Render this sentence from the commentary on market bubbles and crowd psychology in Spanish: "For the individual, this psychological response is a combination of a fear of missing an opportunity and greed."

PAGE TEXT:

[Start of section]

The first part of the book focuses on The Psychology of Crowds and Markets, as Malkiel outlines how investors get stuck in positive feedback loops that create bubbles. While Malkiel does not fully subscribe to the firm-foundation theory of the market, he observes the potentially catastrophic process of the castle-in-the-air theory, repeating the idea of the “greater fool.” The “greater fool” is the premise that, if one investor buys stocks that might not be particularly profitable, someone else is likely to buy that stock for a higher price based on the perceived value of the stock. In a bubble, a lot of investors buy stocks with a company, or with a series of companies that share a common element, which drives up prices, leading “greater fools” to buy at higher prices, giving profits to the initial investors. The common element in a series of bubble companies can be nonsensical, and Malkiel emphasizes that the less sense the element makes, the more profitable it can be, noting of the tronics boom: “A word that no one understands entitles you to double your entire score” (65). This trend in bubble booms reflects the psychology of the crowd, as a crowd sees that, for example, electronics are a successful, emerging market in the early 1960s, so they begin to invest heavily in companies that appear to offer electronics. Malkiel notes that many of these tronics companies did not involve any electronics production, but the crowd becomes enraptured by the offer of a fast fortune, forgetting to balance risk against reward. For the individual, this psychological response is a combination of a fear of missing an opportunity and greed.

A critical element of the psychology of the market, though, is the psychology of the professional investors that tend to control some aspects of the crowd. For example, the investment pools that Malkiel notes regarding the boom and bust of the late 1920s. Malkiel comments that investment pools, in which a group of investors acquire some inside information and use wash sales to create the appearance of activity regarding a stock, create bubbles using “close cooperation” and “complete disdain for the public” (56). “Complete disdain” is a common thread regarding fraud and investment in this opening Part, mirroring the behavior of the directors of the South Sea Company, who were “wise in the art of public appearance” (49), or of Barry Minkow, who drove a red Ferrari and was told by a US district judge: “You don’t have a conscience” (77). Part of the psychology of the market is the psychology of fraudulent and malicious investors, as a few smart investors can group together and manipulate the appearance of the market for their own gain. Critically, Malkiel comments that, during the telecom stocks bubble in the early 2000s, “security analysts did what they often do—they just lowered their standards” (90), implying that even the systems in place to prevent fraud and malicious behavior can fail to protect the crowd.

[End of section]

DATASET CONTENT:
[Start of section]

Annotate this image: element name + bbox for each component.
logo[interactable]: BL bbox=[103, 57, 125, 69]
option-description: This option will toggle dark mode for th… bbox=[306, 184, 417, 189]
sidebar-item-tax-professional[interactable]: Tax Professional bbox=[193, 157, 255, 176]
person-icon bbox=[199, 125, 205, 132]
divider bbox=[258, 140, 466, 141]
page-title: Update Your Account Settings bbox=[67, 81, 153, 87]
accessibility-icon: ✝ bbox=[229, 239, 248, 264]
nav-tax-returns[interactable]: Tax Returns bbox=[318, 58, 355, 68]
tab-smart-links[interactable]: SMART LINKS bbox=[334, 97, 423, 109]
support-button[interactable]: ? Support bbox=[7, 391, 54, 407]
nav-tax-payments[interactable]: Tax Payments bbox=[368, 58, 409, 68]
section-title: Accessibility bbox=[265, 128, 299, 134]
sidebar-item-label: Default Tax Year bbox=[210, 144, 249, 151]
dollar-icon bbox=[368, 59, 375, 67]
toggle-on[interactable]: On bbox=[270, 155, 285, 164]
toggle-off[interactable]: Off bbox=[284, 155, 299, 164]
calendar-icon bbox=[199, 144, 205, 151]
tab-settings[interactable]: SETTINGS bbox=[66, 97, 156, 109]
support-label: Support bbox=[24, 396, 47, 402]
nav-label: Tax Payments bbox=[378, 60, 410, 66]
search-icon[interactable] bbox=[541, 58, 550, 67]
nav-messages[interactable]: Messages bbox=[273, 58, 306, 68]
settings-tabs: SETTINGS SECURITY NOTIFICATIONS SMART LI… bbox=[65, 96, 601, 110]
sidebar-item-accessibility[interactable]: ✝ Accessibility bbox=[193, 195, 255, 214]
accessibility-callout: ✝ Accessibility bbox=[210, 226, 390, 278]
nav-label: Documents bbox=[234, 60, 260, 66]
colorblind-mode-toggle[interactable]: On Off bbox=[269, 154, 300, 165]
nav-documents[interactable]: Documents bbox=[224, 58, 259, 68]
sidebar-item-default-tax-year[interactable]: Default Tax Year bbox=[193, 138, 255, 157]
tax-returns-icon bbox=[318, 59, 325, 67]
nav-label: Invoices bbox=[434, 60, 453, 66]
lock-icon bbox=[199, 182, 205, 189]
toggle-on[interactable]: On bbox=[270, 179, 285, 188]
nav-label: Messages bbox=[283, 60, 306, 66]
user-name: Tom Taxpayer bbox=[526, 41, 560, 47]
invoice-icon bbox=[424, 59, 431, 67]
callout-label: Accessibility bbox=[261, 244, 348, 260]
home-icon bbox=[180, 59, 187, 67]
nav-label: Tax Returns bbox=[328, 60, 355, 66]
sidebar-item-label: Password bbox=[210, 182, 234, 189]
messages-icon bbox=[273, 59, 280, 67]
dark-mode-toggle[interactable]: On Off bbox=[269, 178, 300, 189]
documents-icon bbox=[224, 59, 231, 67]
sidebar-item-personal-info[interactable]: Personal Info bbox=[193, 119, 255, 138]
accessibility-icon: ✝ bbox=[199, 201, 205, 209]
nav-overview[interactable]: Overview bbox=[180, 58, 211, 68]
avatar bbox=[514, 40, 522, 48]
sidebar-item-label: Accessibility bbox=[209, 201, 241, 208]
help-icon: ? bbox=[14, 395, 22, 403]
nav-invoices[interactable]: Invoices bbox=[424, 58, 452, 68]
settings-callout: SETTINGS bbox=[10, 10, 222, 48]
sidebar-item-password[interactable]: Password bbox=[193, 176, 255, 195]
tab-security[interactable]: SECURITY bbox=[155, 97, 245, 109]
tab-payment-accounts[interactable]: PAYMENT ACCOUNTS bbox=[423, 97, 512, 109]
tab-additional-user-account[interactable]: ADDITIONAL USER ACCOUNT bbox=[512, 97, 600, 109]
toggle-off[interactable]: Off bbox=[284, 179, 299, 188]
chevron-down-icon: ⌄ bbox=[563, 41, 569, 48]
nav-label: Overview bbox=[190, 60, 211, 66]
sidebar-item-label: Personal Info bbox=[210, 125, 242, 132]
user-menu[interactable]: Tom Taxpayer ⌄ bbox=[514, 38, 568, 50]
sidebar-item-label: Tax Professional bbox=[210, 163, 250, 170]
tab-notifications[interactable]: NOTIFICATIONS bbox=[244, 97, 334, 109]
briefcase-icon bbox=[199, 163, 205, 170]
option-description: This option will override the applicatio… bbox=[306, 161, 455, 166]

[End of section]

TASK RESPONSE: Para el individuo, esta respuesta psicológica es una combinación del miedo a perder una oportunidad y la codicia.